▶ **Brief**: For the copy, please give all of the data again exactly and leave the pictures out.

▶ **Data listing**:
___

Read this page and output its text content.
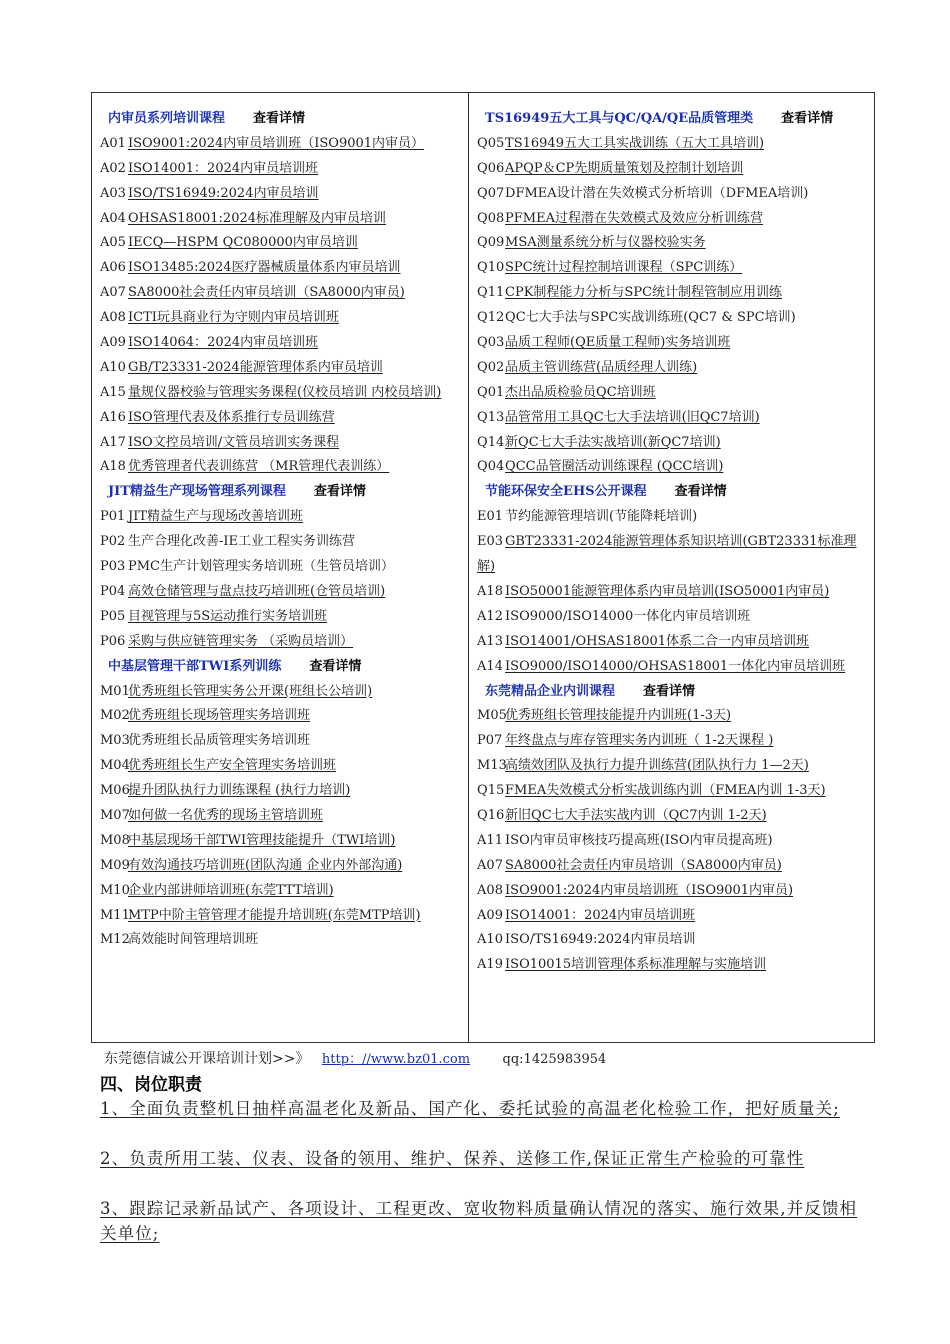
内审员系列培训课程 查看详情
A01 ISO9001:2024内审员培训班（ISO9001内审员）
A02 ISO14001：2024内审员培训班
A03 ISO/TS16949:2024内审员培训
A04 OHSAS18001:2024标准理解及内审员培训
A05 IECQ—HSPM QC080000内审员培训
A06 ISO13485:2024医疗器械质量体系内审员培训
A07 SA8000社会责任内审员培训（SA8000内审员)
A08 ICTI玩具商业行为守则内审员培训班
A09 ISO14064：2024内审员培训班
A10 GB/T23331-2024能源管理体系内审员培训
A15 量规仪器校验与管理实务课程(仪校员培训 内校员培训)
A16 ISO管理代表及体系推行专员训练营
A17 ISO文控员培训/文管员培训实务课程
A18 优秀管理者代表训练营 （MR管理代表训练）
JIT精益生产现场管理系列课程 查看详情
P01 JIT精益生产与现场改善培训班
P02 生产合理化改善-IE工业工程实务训练营
P03 PMC生产计划管理实务培训班（生管员培训）
P04 高效仓储管理与盘点技巧培训班(仓管员培训)
P05 目视管理与5S运动推行实务培训班
P06 采购与供应链管理实务 （采购员培训）
中基层管理干部TWI系列训练 查看详情
M01优秀班组长管理实务公开课(班组长公培训)
M02优秀班组长现场管理实务培训班
M03优秀班组长品质管理实务培训班
M04优秀班组长生产安全管理实务培训班
M06提升团队执行力训练课程 (执行力培训)
M07如何做一名优秀的现场主管培训班
M08中基层现场干部TWI管理技能提升（TWI培训)
M09有效沟通技巧培训班(团队沟通 企业内外部沟通)
M10企业内部讲师培训班(东莞TTT培训)
M11MTP中阶主管管理才能提升培训班(东莞MTP培训)
M12高效能时间管理培训班
TS16949五大工具与QC/QA/QE品质管理类 查看详情
Q05TS16949五大工具实战训练（五大工具培训)
Q06APQP＆CP先期质量策划及控制计划培训
Q07DFMEA设计潜在失效模式分析培训（DFMEA培训)
Q08PFMEA过程潜在失效模式及效应分析训练营
Q09MSA测量系统分析与仪器校验实务
Q10SPC统计过程控制培训课程（SPC训练）
Q11CPK制程能力分析与SPC统计制程管制应用训练
Q12QC七大手法与SPC实战训练班(QC7 & SPC培训)
Q03品质工程师(QE质量工程师)实务培训班
Q02品质主管训练营(品质经理人训练)
Q01杰出品质检验员QC培训班
Q13品管常用工具QC七大手法培训(旧QC7培训)
Q14新QC七大手法实战培训(新QC7培训)
Q04QCC品管圈活动训练课程 (QCC培训)
节能环保安全EHS公开课程 查看详情
E01 节约能源管理培训(节能降耗培训)
E03 GBT23331-2024能源管理体系知识培训(GBT23331标准理解)
A18 ISO50001能源管理体系内审员培训(ISO50001内审员)
A12 ISO9000/ISO14000一体化内审员培训班
A13 ISO14001/OHSAS18001体系二合一内审员培训班
A14 ISO9000/ISO14000/OHSAS18001一体化内审员培训班
东莞精品企业内训课程 查看详情
M05优秀班组长管理技能提升内训班(1-3天)
P07 年终盘点与库存管理实务内训班（ 1-2天课程 )
M13高绩效团队及执行力提升训练营(团队执行力 1—2天)
Q15FMEA失效模式分析实战训练内训（FMEA内训 1-3天)
Q16新旧QC七大手法实战内训（QC7内训 1-2天)
A11 ISO内审员审核技巧提高班(ISO内审员提高班)
A07 SA8000社会责任内审员培训（SA8000内审员)
A08 ISO9001:2024内审员培训班（ISO9001内审员)
A09 ISO14001：2024内审员培训班
A10 ISO/TS16949:2024内审员培训
A19 ISO10015培训管理体系标准理解与实施培训
东莞德信诚公开课培训计划>>》 http：//www.bz01.com qq:1425983954
四、岗位职责
1、全面负责整机日抽样高温老化及新品、国产化、委托试验的高温老化检验工作，把好质量关;
2、负责所用工装、仪表、设备的领用、维护、保养、送修工作,保证正常生产检验的可靠性
3、跟踪记录新品试产、各项设计、工程更改、宽收物料质量确认情况的落实、施行效果,并反馈相关单位;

___

▶ **Response**:
Read this page and output its text content.
内审员系列培训课程 查看详情
A01 ISO9001:2024内审员培训班（ISO9001内审员）
A02 ISO14001：2024内审员培训班
A03 ISO/TS16949:2024内审员培训
A04 OHSAS18001:2024标准理解及内审员培训
A05 IECQ—HSPM QC080000内审员培训
A06 ISO13485:2024医疗器械质量体系内审员培训
A07 SA8000社会责任内审员培训（SA8000内审员)
A08 ICTI玩具商业行为守则内审员培训班
A09 ISO14064：2024内审员培训班
A10 GB/T23331-2024能源管理体系内审员培训
A15 量规仪器校验与管理实务课程(仪校员培训 内校员培训)
A16 ISO管理代表及体系推行专员训练营
A17 ISO文控员培训/文管员培训实务课程
A18 优秀管理者代表训练营 （MR管理代表训练）
JIT精益生产现场管理系列课程 查看详情
P01 JIT精益生产与现场改善培训班
P02 生产合理化改善-IE工业工程实务训练营
P03 PMC生产计划管理实务培训班（生管员培训）
P04 高效仓储管理与盘点技巧培训班(仓管员培训)
P05 目视管理与5S运动推行实务培训班
P06 采购与供应链管理实务 （采购员培训）
中基层管理干部TWI系列训练 查看详情
M01优秀班组长管理实务公开课(班组长公培训)
M02优秀班组长现场管理实务培训班
M03优秀班组长品质管理实务培训班
M04优秀班组长生产安全管理实务培训班
M06提升团队执行力训练课程 (执行力培训)
M07如何做一名优秀的现场主管培训班
M08中基层现场干部TWI管理技能提升（TWI培训)
M09有效沟通技巧培训班(团队沟通 企业内外部沟通)
M10企业内部讲师培训班(东莞TTT培训)
M11MTP中阶主管管理才能提升培训班(东莞MTP培训)
M12高效能时间管理培训班
TS16949五大工具与QC/QA/QE品质管理类 查看详情
Q05TS16949五大工具实战训练（五大工具培训)
Q06APQP＆CP先期质量策划及控制计划培训
Q07DFMEA设计潜在失效模式分析培训（DFMEA培训)
Q08PFMEA过程潜在失效模式及效应分析训练营
Q09MSA测量系统分析与仪器校验实务
Q10SPC统计过程控制培训课程（SPC训练）
Q11CPK制程能力分析与SPC统计制程管制应用训练
Q12QC七大手法与SPC实战训练班(QC7 & SPC培训)
Q03品质工程师(QE质量工程师)实务培训班
Q02品质主管训练营(品质经理人训练)
Q01杰出品质检验员QC培训班
Q13品管常用工具QC七大手法培训(旧QC7培训)
Q14新QC七大手法实战培训(新QC7培训)
Q04QCC品管圈活动训练课程 (QCC培训)
节能环保安全EHS公开课程 查看详情
E01 节约能源管理培训(节能降耗培训)
E03 GBT23331-2024能源管理体系知识培训(GBT23331标准理解)
A18 ISO50001能源管理体系内审员培训(ISO50001内审员)
A12 ISO9000/ISO14000一体化内审员培训班
A13 ISO14001/OHSAS18001体系二合一内审员培训班
A14 ISO9000/ISO14000/OHSAS18001一体化内审员培训班
东莞精品企业内训课程 查看详情
M05优秀班组长管理技能提升内训班(1-3天)
P07 年终盘点与库存管理实务内训班（ 1-2天课程 )
M13高绩效团队及执行力提升训练营(团队执行力 1—2天)
Q15FMEA失效模式分析实战训练内训（FMEA内训 1-3天)
Q16新旧QC七大手法实战内训（QC7内训 1-2天)
A11 ISO内审员审核技巧提高班(ISO内审员提高班)
A07 SA8000社会责任内审员培训（SA8000内审员)
A08 ISO9001:2024内审员培训班（ISO9001内审员)
A09 ISO14001：2024内审员培训班
A10 ISO/TS16949:2024内审员培训
A19 ISO10015培训管理体系标准理解与实施培训
东莞德信诚公开课培训计划>>》 http：//www.bz01.com qq:1425983954
四、岗位职责
1、全面负责整机日抽样高温老化及新品、国产化、委托试验的高温老化检验工作，把好质量关;
2、负责所用工装、仪表、设备的领用、维护、保养、送修工作,保证正常生产检验的可靠性
3、跟踪记录新品试产、各项设计、工程更改、宽收物料质量确认情况的落实、施行效果,并反馈相关单位;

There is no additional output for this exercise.